Transcribe every line of the listing below without any deviation.

(Stored entries)
.....
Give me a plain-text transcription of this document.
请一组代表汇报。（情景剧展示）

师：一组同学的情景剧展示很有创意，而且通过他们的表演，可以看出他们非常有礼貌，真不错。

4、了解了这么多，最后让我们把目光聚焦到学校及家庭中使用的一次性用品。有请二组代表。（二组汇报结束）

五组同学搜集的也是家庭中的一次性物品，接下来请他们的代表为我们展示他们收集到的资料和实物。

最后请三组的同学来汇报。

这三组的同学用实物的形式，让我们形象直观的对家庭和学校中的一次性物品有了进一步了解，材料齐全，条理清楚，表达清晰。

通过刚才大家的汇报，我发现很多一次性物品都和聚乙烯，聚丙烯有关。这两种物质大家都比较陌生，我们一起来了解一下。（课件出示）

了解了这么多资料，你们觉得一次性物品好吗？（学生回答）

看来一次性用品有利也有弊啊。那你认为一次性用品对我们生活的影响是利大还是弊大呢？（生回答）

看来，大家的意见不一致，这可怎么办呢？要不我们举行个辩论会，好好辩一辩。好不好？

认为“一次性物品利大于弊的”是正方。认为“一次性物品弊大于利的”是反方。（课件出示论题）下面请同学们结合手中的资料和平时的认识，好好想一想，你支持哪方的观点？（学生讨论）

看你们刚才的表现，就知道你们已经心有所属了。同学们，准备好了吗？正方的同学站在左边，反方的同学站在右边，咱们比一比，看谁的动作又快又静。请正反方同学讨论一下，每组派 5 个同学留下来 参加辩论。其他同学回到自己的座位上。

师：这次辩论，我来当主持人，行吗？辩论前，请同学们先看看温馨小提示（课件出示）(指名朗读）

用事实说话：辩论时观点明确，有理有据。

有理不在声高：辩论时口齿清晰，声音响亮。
.....
RESULT:
Give me a plain-text transcription of this document.
请一组代表汇报。（情景剧展示）

师：一组同学的情景剧展示很有创意，而且通过他们的表演，可以看出他们非常有礼貌，真不错。

4、了解了这么多，最后让我们把目光聚焦到学校及家庭中使用的一次性用品。有请二组代表。（二组汇报结束）

五组同学搜集的也是家庭中的一次性物品，接下来请他们的代表为我们展示他们收集到的资料和实物。

最后请三组的同学来汇报。

这三组的同学用实物的形式，让我们形象直观的对家庭和学校中的一次性物品有了进一步了解，材料齐全，条理清楚，表达清晰。

通过刚才大家的汇报，我发现很多一次性物品都和聚乙烯，聚丙烯有关。这两种物质大家都比较陌生，我们一起来了解一下。（课件出示）

了解了这么多资料，你们觉得一次性物品好吗？（学生回答）

看来一次性用品有利也有弊啊。那你认为一次性用品对我们生活的影响是利大还是弊大呢？（生回答）

看来，大家的意见不一致，这可怎么办呢？要不我们举行个辩论会，好好辩一辩。好不好？

认为“一次性物品利大于弊的”是正方。认为“一次性物品弊大于利的”是反方。（课件出示论题）下面请同学们结合手中的资料和平时的认识，好好想一想，你支持哪方的观点？（学生讨论）

看你们刚才的表现，就知道你们已经心有所属了。同学们，准备好了吗？正方的同学站在左边，反方的同学站在右边，咱们比一比，看谁的动作又快又静。请正反方同学讨论一下，每组派 5 个同学留下来 参加辩论。其他同学回到自己的座位上。

师：这次辩论，我来当主持人，行吗？辩论前，请同学们先看看温馨小提示（课件出示）(指名朗读）

用事实说话：辩论时观点明确，有理有据。

有理不在声高：辩论时口齿清晰，声音响亮。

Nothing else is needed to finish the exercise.